§ **Written request**: Wherever the string "them" appears, copy the whole line.
★ ★ ★ ★ ★ ★ ★
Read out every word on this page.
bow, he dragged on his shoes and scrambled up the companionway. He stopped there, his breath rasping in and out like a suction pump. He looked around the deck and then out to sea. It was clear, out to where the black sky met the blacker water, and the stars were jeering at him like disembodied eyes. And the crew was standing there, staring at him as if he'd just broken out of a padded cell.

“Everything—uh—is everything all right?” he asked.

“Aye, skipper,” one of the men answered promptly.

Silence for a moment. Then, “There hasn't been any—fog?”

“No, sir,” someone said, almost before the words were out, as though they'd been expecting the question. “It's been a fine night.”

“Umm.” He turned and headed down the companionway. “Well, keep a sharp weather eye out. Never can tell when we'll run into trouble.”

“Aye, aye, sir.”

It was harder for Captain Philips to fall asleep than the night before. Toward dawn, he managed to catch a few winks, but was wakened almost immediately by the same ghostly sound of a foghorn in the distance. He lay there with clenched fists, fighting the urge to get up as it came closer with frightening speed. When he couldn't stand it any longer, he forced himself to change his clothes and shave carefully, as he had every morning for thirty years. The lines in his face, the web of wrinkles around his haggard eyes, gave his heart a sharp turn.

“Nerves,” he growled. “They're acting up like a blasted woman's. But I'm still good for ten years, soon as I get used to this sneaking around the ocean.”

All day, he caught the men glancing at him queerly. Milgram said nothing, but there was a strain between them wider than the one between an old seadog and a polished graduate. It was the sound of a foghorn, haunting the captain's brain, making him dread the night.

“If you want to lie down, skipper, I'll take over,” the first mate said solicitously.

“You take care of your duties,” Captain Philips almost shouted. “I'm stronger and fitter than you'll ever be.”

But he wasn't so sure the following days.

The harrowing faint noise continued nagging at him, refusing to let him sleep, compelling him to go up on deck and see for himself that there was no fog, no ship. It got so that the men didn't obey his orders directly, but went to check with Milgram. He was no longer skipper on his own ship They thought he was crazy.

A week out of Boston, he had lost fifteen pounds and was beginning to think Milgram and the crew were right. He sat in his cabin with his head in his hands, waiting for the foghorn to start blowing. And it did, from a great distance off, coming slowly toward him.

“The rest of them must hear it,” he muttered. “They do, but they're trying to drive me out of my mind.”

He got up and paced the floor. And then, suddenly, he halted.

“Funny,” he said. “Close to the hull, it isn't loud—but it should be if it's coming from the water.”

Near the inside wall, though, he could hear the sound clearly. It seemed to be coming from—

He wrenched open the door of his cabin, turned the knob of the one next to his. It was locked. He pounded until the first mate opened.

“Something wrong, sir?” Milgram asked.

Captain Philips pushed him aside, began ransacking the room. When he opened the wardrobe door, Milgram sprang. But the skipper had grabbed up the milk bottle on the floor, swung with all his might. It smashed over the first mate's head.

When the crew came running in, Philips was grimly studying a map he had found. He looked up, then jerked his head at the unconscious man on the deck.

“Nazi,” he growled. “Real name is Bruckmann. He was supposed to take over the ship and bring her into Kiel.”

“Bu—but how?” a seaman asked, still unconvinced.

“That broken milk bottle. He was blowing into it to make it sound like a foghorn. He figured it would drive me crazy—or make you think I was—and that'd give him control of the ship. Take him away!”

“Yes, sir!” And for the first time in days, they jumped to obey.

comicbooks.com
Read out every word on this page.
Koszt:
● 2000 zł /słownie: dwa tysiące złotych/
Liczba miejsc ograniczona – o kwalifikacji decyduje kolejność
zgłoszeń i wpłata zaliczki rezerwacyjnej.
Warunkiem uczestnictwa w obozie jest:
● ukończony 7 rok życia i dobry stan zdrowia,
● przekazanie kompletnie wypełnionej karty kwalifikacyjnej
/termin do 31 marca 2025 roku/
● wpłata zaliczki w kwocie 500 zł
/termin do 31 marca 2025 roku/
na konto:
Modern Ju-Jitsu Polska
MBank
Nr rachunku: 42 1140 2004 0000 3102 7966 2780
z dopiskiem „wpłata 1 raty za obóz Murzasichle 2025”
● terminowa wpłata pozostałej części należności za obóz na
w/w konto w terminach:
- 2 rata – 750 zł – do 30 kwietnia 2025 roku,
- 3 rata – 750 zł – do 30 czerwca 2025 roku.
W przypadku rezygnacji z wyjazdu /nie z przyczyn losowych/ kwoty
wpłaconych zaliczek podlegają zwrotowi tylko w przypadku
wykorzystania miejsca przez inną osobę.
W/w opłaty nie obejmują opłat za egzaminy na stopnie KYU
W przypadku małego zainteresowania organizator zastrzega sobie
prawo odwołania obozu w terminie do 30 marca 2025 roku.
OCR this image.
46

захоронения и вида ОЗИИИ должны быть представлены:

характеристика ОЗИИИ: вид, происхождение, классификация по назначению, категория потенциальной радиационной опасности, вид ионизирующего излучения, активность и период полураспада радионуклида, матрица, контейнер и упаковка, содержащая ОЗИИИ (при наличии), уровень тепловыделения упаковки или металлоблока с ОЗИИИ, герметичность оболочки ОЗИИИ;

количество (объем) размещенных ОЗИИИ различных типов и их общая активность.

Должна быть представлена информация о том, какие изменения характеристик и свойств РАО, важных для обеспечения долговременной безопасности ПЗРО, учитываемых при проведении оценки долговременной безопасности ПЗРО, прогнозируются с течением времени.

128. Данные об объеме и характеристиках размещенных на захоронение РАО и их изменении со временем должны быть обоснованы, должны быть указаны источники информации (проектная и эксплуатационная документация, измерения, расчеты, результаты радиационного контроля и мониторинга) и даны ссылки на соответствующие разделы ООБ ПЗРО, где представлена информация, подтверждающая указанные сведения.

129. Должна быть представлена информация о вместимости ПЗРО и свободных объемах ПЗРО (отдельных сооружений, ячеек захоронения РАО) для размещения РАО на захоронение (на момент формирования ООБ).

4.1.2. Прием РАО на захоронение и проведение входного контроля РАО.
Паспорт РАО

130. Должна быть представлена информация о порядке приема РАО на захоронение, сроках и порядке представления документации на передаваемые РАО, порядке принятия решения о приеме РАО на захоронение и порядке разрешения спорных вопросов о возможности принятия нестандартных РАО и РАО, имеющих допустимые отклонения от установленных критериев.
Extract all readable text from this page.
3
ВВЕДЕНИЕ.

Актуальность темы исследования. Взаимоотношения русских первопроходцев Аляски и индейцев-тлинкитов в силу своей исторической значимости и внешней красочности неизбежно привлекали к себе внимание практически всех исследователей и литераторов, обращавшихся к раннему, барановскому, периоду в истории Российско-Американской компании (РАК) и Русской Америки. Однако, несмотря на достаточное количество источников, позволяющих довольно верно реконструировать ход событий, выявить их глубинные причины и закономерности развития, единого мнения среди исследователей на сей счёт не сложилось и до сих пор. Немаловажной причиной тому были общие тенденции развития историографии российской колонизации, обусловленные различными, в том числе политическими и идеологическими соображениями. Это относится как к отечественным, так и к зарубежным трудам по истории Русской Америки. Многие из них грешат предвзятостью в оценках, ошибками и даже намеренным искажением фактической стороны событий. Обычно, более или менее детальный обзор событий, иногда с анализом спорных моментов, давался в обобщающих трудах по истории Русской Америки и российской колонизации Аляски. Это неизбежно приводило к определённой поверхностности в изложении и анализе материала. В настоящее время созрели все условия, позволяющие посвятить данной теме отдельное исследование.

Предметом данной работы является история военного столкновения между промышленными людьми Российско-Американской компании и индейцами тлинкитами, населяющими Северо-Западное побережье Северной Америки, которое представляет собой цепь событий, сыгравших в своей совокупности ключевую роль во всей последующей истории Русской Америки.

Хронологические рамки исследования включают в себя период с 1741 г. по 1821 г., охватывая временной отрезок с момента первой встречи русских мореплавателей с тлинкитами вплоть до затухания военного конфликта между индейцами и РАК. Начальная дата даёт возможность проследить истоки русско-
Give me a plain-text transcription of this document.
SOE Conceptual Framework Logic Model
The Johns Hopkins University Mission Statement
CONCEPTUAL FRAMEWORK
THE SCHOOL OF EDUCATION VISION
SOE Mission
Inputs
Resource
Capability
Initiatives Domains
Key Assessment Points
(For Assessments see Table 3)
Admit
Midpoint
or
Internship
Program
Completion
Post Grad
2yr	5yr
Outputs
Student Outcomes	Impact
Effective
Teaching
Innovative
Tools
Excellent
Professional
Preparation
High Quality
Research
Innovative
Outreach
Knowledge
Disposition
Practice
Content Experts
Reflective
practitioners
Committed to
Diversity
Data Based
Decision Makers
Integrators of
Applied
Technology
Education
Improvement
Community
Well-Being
★ ★ ★ ★ ★ ★ ★
§ **Complete answer**:
All day, he caught the men glancing at him queerly. Milgram said nothing, but there was a strain between them wider than the one between an old seadog and a polished graduate. It was the sound of a foghorn, haunting the captain's brain, making him dread the night.
“The rest of them must hear it,” he muttered. “They do, but they're trying to drive me out of my mind.”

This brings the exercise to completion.